Data records:
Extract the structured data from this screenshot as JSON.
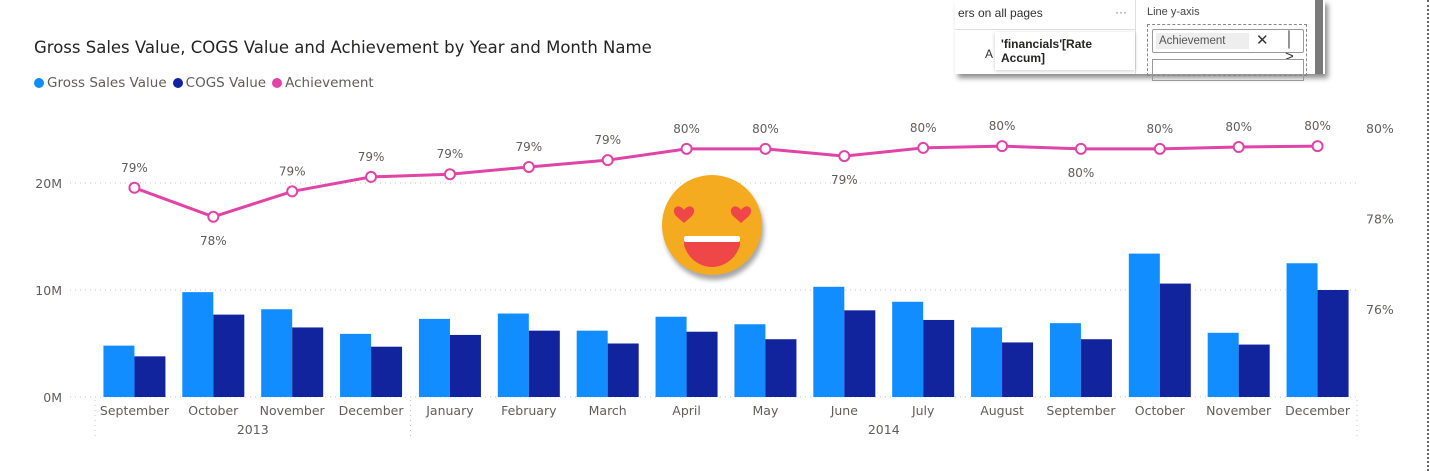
{
  "chart_data": {
    "type": "bar+line",
    "title": "Gross Sales Value, COGS Value and Achievement by Year and Month Name",
    "legend": [
      "Gross Sales Value",
      "COGS Value",
      "Achievement"
    ],
    "legend_position": "top-left",
    "categories": [
      "September",
      "October",
      "November",
      "December",
      "January",
      "February",
      "March",
      "April",
      "May",
      "June",
      "July",
      "August",
      "September",
      "October",
      "November",
      "December"
    ],
    "years": [
      {
        "label": "2013",
        "span": 4
      },
      {
        "label": "2014",
        "span": 12
      }
    ],
    "series": [
      {
        "name": "Gross Sales Value",
        "type": "bar",
        "axis": "left",
        "color": "#118dff",
        "values": [
          4.8,
          9.8,
          8.2,
          5.9,
          7.3,
          7.8,
          6.2,
          7.5,
          6.8,
          10.3,
          8.9,
          6.5,
          6.9,
          13.4,
          6.0,
          12.5
        ]
      },
      {
        "name": "COGS Value",
        "type": "bar",
        "axis": "left",
        "color": "#12239e",
        "values": [
          3.8,
          7.7,
          6.5,
          4.7,
          5.8,
          6.2,
          5.0,
          6.1,
          5.4,
          8.1,
          7.2,
          5.1,
          5.4,
          10.6,
          4.9,
          10.0
        ]
      },
      {
        "name": "Achievement",
        "type": "line",
        "axis": "right",
        "color": "#e044a7",
        "values": [
          78.68,
          78.04,
          78.6,
          78.92,
          78.98,
          79.14,
          79.29,
          79.54,
          79.54,
          79.38,
          79.56,
          79.6,
          79.54,
          79.54,
          79.58,
          79.6
        ],
        "labels": [
          "79%",
          "78%",
          "79%",
          "79%",
          "79%",
          "79%",
          "79%",
          "80%",
          "80%",
          "79%",
          "80%",
          "80%",
          "80%",
          "80%",
          "80%",
          "80%"
        ],
        "label_below": [
          false,
          true,
          false,
          false,
          false,
          false,
          false,
          false,
          false,
          true,
          false,
          false,
          true,
          false,
          false,
          false
        ]
      }
    ],
    "y_left": {
      "ticks": [
        0,
        10,
        20
      ],
      "tick_labels": [
        "0M",
        "10M",
        "20M"
      ],
      "unit": "M"
    },
    "y_right": {
      "ticks": [
        76,
        78,
        80
      ],
      "tick_labels": [
        "76%",
        "78%",
        "80%"
      ]
    },
    "grid": true
  },
  "overlay": {
    "pages_text": "ers on all pages",
    "more": "···",
    "partial_item": "A",
    "tooltip": "'financials'[Rate Accum]",
    "axis_label": "Line y-axis",
    "field": "Achievement",
    "remove": "✕",
    "expand": "│ >"
  }
}
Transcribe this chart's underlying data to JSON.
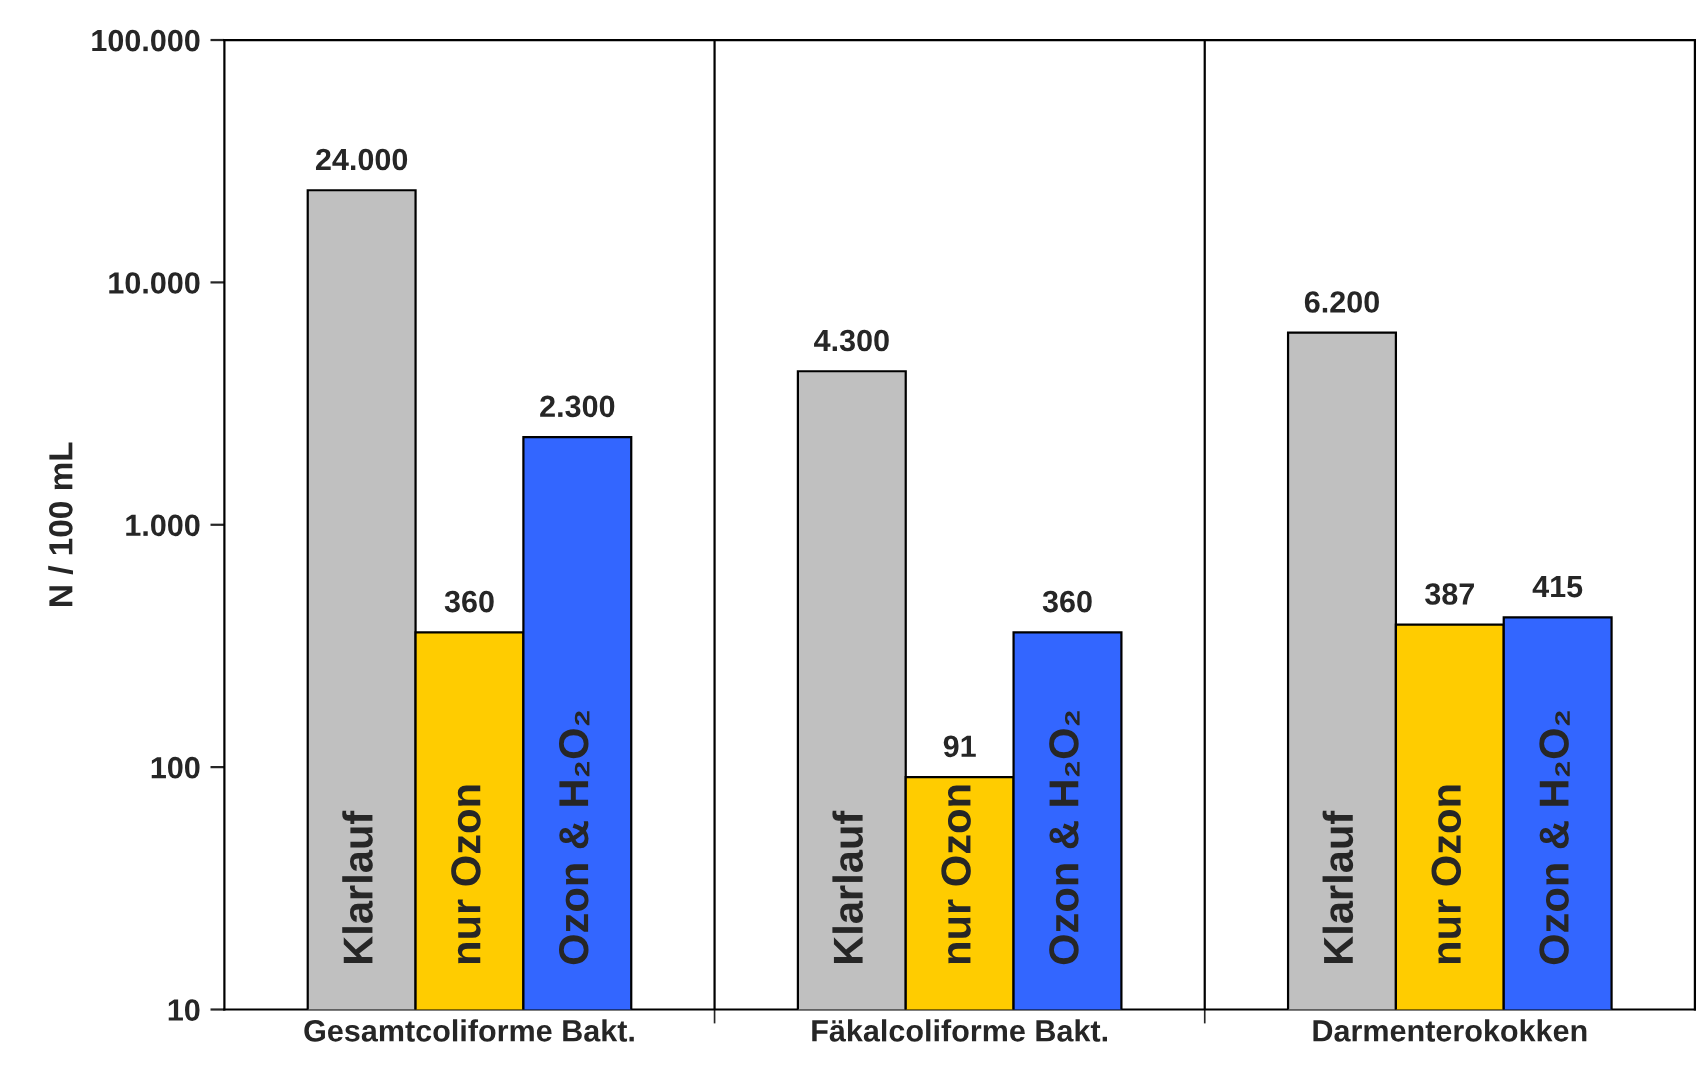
{
  "chart_data": {
    "type": "bar",
    "ylabel": "N / 100 mL",
    "log": "y",
    "categories": [
      "Gesamtcoliforme Bakt.",
      "Fäkalcoliforme Bakt.",
      "Darmenterokokken"
    ],
    "series": [
      {
        "name": "Klarlauf",
        "color": "#c0c0c0",
        "values": [
          24000,
          4300,
          6200
        ],
        "value_labels": [
          "24.000",
          "4.300",
          "6.200"
        ]
      },
      {
        "name": "nur Ozon",
        "color": "#ffcc00",
        "values": [
          360,
          91,
          387
        ],
        "value_labels": [
          "360",
          "91",
          "387"
        ]
      },
      {
        "name": "Ozon & H₂O₂",
        "color": "#3366ff",
        "values": [
          2300,
          360,
          415
        ],
        "value_labels": [
          "2.300",
          "360",
          "415"
        ]
      }
    ],
    "ylim": [
      10,
      100000
    ],
    "yticks": [
      10,
      100,
      {
        "value": 1000,
        "label": "1.000"
      },
      {
        "value": 10000,
        "label": "10.000"
      },
      {
        "value": 100000,
        "label": "100.000"
      }
    ],
    "grid": "x",
    "legend": false
  }
}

• _Your objective_
Out of the material above, select every line that holds the string "type".

• _Exercise response_
    "type": "bar+line",
        "type": "bar",
        "type": "bar",
        "type": "line",
    "type": "bar",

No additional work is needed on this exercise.